* WRITTEN REQUEST: Find "Serialize everything readable" in the data below; transcribe the line it appears on and each line after it, exactly, to the end, and nothing else.
/---
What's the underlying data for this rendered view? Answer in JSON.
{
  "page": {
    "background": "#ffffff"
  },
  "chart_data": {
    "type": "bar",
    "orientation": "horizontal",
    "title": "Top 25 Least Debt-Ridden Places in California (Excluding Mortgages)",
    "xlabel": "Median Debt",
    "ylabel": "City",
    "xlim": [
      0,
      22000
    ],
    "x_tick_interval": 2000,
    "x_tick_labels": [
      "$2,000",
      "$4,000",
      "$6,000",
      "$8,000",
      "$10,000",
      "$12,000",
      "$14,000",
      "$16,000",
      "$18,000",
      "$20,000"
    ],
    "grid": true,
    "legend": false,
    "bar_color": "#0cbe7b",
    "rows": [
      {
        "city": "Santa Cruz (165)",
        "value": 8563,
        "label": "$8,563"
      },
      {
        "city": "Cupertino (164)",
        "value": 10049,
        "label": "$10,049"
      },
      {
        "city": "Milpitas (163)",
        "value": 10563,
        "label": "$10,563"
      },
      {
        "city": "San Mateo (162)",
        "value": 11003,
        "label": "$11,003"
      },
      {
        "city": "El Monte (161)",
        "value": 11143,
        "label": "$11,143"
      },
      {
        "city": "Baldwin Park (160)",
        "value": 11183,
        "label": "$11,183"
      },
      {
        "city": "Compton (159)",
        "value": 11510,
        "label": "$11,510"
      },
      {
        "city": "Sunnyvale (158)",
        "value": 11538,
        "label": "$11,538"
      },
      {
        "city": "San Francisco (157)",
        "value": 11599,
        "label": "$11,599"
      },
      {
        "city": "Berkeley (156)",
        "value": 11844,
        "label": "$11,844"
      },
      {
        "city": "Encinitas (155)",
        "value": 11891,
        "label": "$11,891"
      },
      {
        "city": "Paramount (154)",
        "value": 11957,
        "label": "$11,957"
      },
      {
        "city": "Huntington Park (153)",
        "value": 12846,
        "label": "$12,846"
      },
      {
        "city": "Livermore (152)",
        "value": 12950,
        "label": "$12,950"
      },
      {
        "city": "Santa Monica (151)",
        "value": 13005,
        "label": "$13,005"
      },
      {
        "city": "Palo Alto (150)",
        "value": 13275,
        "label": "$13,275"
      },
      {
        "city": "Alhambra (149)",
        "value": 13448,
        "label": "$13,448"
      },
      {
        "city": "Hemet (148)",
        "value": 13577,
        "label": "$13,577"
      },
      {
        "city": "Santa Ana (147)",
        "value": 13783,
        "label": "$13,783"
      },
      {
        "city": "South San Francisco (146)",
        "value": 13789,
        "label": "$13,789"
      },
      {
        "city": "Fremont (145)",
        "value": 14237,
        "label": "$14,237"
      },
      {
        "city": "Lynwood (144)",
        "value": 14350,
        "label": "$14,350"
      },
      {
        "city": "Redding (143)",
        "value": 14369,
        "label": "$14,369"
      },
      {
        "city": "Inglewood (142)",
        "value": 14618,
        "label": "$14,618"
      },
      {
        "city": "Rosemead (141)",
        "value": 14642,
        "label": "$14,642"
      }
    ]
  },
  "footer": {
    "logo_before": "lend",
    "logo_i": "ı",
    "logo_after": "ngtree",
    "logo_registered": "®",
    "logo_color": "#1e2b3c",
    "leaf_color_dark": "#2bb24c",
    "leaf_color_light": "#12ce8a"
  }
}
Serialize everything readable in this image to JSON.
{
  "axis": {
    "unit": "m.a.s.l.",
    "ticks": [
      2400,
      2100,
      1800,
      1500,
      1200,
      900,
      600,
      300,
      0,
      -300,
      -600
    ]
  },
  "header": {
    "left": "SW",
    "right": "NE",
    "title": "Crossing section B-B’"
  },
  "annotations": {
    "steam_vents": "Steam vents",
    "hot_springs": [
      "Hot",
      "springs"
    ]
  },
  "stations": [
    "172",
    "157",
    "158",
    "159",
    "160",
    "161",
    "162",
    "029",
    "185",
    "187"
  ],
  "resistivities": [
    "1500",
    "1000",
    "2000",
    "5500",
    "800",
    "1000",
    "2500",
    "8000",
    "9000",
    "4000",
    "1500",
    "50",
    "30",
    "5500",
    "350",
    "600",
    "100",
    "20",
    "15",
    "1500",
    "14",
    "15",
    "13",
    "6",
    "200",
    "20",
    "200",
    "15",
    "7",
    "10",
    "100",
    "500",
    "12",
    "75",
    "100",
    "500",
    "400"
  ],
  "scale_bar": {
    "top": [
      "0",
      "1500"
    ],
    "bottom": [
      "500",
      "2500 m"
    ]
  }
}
\---
* EXERCISE RESPONSE:
Serialize everything readable in this image to JSON.
{
  "axis": {
    "unit": "m.a.s.l.",
    "ticks": [
      2400,
      2100,
      1800,
      1500,
      1200,
      900,
      600,
      300,
      0,
      -300,
      -600
    ]
  },
  "header": {
    "left": "SW",
    "right": "NE",
    "title": "Crossing section B-B’"
  },
  "annotations": {
    "steam_vents": "Steam vents",
    "hot_springs": [
      "Hot",
      "springs"
    ]
  },
  "stations": [
    "172",
    "157",
    "158",
    "159",
    "160",
    "161",
    "162",
    "029",
    "185",
    "187"
  ],
  "resistivities": [
    "1500",
    "1000",
    "2000",
    "5500",
    "800",
    "1000",
    "2500",
    "8000",
    "9000",
    "4000",
    "1500",
    "50",
    "30",
    "5500",
    "350",
    "600",
    "100",
    "20",
    "15",
    "1500",
    "14",
    "15",
    "13",
    "6",
    "200",
    "20",
    "200",
    "15",
    "7",
    "10",
    "100",
    "500",
    "12",
    "75",
    "100",
    "500",
    "400"
  ],
  "scale_bar": {
    "top": [
      "0",
      "1500"
    ],
    "bottom": [
      "500",
      "2500 m"
    ]
  }
}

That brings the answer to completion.